+++ Given information +++

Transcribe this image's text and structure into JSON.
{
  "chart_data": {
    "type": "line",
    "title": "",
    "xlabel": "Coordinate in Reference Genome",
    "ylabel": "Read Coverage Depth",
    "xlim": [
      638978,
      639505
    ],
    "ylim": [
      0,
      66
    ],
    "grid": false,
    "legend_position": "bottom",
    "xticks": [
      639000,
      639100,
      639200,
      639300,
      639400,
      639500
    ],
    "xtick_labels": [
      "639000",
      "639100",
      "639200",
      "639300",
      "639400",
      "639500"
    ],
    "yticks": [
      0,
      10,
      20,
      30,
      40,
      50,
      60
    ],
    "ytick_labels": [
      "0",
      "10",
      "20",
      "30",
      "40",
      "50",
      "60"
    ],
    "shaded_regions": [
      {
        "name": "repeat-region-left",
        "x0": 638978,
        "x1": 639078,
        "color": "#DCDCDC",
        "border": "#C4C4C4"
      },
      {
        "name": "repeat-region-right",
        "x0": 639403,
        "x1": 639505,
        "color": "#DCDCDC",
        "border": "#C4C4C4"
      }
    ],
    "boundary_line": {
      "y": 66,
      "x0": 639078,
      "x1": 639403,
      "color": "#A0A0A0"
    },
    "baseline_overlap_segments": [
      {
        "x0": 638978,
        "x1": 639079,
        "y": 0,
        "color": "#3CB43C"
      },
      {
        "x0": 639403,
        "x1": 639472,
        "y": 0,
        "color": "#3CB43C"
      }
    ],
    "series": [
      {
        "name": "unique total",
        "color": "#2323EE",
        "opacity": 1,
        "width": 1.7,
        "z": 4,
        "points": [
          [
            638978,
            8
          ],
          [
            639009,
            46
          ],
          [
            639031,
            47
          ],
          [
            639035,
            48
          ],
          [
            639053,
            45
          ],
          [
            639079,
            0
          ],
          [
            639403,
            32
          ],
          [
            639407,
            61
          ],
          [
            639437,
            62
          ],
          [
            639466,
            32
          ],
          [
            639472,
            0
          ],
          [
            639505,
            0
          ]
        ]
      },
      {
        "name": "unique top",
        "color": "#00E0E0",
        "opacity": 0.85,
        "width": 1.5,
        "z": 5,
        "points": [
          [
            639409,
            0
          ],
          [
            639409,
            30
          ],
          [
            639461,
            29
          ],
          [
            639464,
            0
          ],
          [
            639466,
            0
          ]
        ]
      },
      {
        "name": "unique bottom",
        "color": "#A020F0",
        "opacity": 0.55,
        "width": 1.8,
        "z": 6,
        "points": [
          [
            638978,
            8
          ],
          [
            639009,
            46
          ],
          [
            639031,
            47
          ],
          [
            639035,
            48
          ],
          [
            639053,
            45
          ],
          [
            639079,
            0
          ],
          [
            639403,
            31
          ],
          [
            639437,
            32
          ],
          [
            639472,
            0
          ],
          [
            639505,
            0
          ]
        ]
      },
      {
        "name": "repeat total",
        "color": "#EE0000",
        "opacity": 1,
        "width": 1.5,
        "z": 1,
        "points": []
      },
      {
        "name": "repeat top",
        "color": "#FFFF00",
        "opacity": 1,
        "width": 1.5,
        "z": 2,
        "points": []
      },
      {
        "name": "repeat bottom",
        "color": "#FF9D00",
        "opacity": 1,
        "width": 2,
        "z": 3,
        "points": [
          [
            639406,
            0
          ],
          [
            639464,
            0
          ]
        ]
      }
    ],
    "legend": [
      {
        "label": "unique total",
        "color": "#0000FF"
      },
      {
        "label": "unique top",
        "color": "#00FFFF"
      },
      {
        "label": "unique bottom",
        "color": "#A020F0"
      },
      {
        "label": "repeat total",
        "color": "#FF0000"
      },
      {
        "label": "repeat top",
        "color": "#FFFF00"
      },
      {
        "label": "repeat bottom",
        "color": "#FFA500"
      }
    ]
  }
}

+++

Exercise directions. Output an exact copy of each record.

Exercise result.
Transcribe this image's text and structure into JSON.
{
  "chart_data": {
    "type": "line",
    "title": "",
    "xlabel": "Coordinate in Reference Genome",
    "ylabel": "Read Coverage Depth",
    "xlim": [
      638978,
      639505
    ],
    "ylim": [
      0,
      66
    ],
    "grid": false,
    "legend_position": "bottom",
    "xticks": [
      639000,
      639100,
      639200,
      639300,
      639400,
      639500
    ],
    "xtick_labels": [
      "639000",
      "639100",
      "639200",
      "639300",
      "639400",
      "639500"
    ],
    "yticks": [
      0,
      10,
      20,
      30,
      40,
      50,
      60
    ],
    "ytick_labels": [
      "0",
      "10",
      "20",
      "30",
      "40",
      "50",
      "60"
    ],
    "shaded_regions": [
      {
        "name": "repeat-region-left",
        "x0": 638978,
        "x1": 639078,
        "color": "#DCDCDC",
        "border": "#C4C4C4"
      },
      {
        "name": "repeat-region-right",
        "x0": 639403,
        "x1": 639505,
        "color": "#DCDCDC",
        "border": "#C4C4C4"
      }
    ],
    "boundary_line": {
      "y": 66,
      "x0": 639078,
      "x1": 639403,
      "color": "#A0A0A0"
    },
    "baseline_overlap_segments": [
      {
        "x0": 638978,
        "x1": 639079,
        "y": 0,
        "color": "#3CB43C"
      },
      {
        "x0": 639403,
        "x1": 639472,
        "y": 0,
        "color": "#3CB43C"
      }
    ],
    "series": [
      {
        "name": "unique total",
        "color": "#2323EE",
        "opacity": 1,
        "width": 1.7,
        "z": 4,
        "points": [
          [
            638978,
            8
          ],
          [
            639009,
            46
          ],
          [
            639031,
            47
          ],
          [
            639035,
            48
          ],
          [
            639053,
            45
          ],
          [
            639079,
            0
          ],
          [
            639403,
            32
          ],
          [
            639407,
            61
          ],
          [
            639437,
            62
          ],
          [
            639466,
            32
          ],
          [
            639472,
            0
          ],
          [
            639505,
            0
          ]
        ]
      },
      {
        "name": "unique top",
        "color": "#00E0E0",
        "opacity": 0.85,
        "width": 1.5,
        "z": 5,
        "points": [
          [
            639409,
            0
          ],
          [
            639409,
            30
          ],
          [
            639461,
            29
          ],
          [
            639464,
            0
          ],
          [
            639466,
            0
          ]
        ]
      },
      {
        "name": "unique bottom",
        "color": "#A020F0",
        "opacity": 0.55,
        "width": 1.8,
        "z": 6,
        "points": [
          [
            638978,
            8
          ],
          [
            639009,
            46
          ],
          [
            639031,
            47
          ],
          [
            639035,
            48
          ],
          [
            639053,
            45
          ],
          [
            639079,
            0
          ],
          [
            639403,
            31
          ],
          [
            639437,
            32
          ],
          [
            639472,
            0
          ],
          [
            639505,
            0
          ]
        ]
      },
      {
        "name": "repeat total",
        "color": "#EE0000",
        "opacity": 1,
        "width": 1.5,
        "z": 1,
        "points": []
      },
      {
        "name": "repeat top",
        "color": "#FFFF00",
        "opacity": 1,
        "width": 1.5,
        "z": 2,
        "points": []
      },
      {
        "name": "repeat bottom",
        "color": "#FF9D00",
        "opacity": 1,
        "width": 2,
        "z": 3,
        "points": [
          [
            639406,
            0
          ],
          [
            639464,
            0
          ]
        ]
      }
    ],
    "legend": [
      {
        "label": "unique total",
        "color": "#0000FF"
      },
      {
        "label": "unique top",
        "color": "#00FFFF"
      },
      {
        "label": "unique bottom",
        "color": "#A020F0"
      },
      {
        "label": "repeat total",
        "color": "#FF0000"
      },
      {
        "label": "repeat top",
        "color": "#FFFF00"
      },
      {
        "label": "repeat bottom",
        "color": "#FFA500"
      }
    ]
  }
}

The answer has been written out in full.